Set exercise - Select the lines below containing the word "Combined".

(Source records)
-- Begin --

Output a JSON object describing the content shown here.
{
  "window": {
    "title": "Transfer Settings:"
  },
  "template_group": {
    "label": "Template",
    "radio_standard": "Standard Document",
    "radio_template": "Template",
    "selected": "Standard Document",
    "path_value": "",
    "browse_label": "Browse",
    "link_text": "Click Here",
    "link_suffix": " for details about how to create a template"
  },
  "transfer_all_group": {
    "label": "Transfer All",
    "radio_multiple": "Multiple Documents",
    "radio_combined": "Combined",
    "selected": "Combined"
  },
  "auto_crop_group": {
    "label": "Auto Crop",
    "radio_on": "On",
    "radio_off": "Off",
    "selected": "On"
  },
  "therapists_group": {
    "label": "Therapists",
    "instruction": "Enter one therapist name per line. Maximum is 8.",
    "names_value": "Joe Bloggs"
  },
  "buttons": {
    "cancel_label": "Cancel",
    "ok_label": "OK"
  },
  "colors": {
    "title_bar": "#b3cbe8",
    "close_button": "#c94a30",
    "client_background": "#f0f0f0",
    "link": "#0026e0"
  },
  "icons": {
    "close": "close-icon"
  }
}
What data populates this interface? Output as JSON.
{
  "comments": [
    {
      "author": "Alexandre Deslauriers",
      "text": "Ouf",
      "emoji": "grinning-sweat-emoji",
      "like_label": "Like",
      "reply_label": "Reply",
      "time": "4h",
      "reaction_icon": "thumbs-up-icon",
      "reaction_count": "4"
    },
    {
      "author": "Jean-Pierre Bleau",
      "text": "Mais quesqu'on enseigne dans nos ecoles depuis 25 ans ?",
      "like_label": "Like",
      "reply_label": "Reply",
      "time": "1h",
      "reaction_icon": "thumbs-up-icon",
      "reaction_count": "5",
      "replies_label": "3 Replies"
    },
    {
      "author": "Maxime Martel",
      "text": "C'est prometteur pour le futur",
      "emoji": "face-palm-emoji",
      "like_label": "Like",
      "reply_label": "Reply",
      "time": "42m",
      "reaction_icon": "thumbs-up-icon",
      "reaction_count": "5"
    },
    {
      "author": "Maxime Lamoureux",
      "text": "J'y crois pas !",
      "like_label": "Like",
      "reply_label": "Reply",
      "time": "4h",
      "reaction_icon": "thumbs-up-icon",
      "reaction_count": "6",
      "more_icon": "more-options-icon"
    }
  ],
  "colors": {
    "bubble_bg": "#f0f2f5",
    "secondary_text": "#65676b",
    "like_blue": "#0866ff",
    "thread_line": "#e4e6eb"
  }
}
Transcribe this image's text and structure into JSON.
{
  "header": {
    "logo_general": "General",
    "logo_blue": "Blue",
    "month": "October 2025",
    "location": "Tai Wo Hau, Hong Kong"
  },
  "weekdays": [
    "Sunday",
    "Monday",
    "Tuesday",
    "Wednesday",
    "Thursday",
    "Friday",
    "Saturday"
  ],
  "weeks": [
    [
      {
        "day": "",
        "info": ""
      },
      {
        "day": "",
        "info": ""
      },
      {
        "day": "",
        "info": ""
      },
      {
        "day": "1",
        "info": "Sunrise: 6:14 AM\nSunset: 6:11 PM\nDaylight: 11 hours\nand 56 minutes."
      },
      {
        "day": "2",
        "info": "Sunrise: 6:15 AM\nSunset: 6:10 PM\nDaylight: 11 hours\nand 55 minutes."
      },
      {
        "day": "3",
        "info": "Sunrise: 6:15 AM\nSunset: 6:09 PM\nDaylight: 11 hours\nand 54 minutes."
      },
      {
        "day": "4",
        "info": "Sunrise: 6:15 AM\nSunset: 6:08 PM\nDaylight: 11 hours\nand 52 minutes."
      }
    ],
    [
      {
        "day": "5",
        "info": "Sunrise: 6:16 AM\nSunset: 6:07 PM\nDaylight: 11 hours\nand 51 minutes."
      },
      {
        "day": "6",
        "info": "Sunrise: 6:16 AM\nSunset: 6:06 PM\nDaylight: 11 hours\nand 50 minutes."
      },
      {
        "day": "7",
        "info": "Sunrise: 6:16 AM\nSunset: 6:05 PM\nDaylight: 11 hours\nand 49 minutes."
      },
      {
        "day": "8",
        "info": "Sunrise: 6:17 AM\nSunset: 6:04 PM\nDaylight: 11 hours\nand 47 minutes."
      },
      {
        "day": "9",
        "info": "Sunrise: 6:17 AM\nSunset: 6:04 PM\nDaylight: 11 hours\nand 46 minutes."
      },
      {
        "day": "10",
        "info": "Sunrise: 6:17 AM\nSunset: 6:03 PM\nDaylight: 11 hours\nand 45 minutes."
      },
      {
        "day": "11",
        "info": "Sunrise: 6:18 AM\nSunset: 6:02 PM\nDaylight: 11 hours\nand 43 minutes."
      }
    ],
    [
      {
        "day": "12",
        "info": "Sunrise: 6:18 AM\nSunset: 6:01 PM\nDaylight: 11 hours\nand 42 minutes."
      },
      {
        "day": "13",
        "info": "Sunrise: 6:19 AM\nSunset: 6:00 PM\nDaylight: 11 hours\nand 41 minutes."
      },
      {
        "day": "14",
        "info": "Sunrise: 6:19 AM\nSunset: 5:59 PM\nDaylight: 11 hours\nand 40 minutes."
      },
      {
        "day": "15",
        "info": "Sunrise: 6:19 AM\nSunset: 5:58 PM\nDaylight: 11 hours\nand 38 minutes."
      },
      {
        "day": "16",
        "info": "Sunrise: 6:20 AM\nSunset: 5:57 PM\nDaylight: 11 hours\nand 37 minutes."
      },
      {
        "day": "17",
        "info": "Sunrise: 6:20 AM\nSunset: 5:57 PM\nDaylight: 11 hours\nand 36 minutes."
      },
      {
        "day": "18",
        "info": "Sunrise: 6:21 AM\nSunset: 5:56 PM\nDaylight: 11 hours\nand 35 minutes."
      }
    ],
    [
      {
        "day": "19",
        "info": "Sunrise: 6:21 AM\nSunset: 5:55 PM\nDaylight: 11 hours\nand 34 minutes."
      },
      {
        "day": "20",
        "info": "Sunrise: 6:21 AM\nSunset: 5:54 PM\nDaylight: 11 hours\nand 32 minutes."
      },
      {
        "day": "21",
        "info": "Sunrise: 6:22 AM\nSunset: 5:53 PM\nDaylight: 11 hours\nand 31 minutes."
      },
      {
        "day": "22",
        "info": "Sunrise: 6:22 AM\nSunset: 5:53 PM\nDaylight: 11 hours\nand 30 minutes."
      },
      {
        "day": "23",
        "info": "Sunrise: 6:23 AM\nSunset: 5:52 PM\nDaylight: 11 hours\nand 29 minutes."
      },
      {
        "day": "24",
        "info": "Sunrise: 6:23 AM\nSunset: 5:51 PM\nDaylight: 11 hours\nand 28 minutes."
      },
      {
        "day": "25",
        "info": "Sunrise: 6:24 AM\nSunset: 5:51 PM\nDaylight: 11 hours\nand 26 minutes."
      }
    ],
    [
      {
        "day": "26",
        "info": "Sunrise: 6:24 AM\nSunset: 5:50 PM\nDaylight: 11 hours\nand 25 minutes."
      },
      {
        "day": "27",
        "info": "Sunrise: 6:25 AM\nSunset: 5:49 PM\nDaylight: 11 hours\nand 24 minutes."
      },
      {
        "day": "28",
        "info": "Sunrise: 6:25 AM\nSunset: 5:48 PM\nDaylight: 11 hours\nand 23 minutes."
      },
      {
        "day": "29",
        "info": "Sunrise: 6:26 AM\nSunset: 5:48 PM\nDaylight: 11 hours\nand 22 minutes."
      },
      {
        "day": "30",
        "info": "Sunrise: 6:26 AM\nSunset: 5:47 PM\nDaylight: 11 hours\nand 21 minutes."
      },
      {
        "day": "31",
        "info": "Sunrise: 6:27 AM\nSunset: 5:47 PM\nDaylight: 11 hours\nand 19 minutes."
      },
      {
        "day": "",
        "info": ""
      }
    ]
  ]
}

-- End --

Problem solution -
    "radio_combined": "Combined",
    "selected": "Combined"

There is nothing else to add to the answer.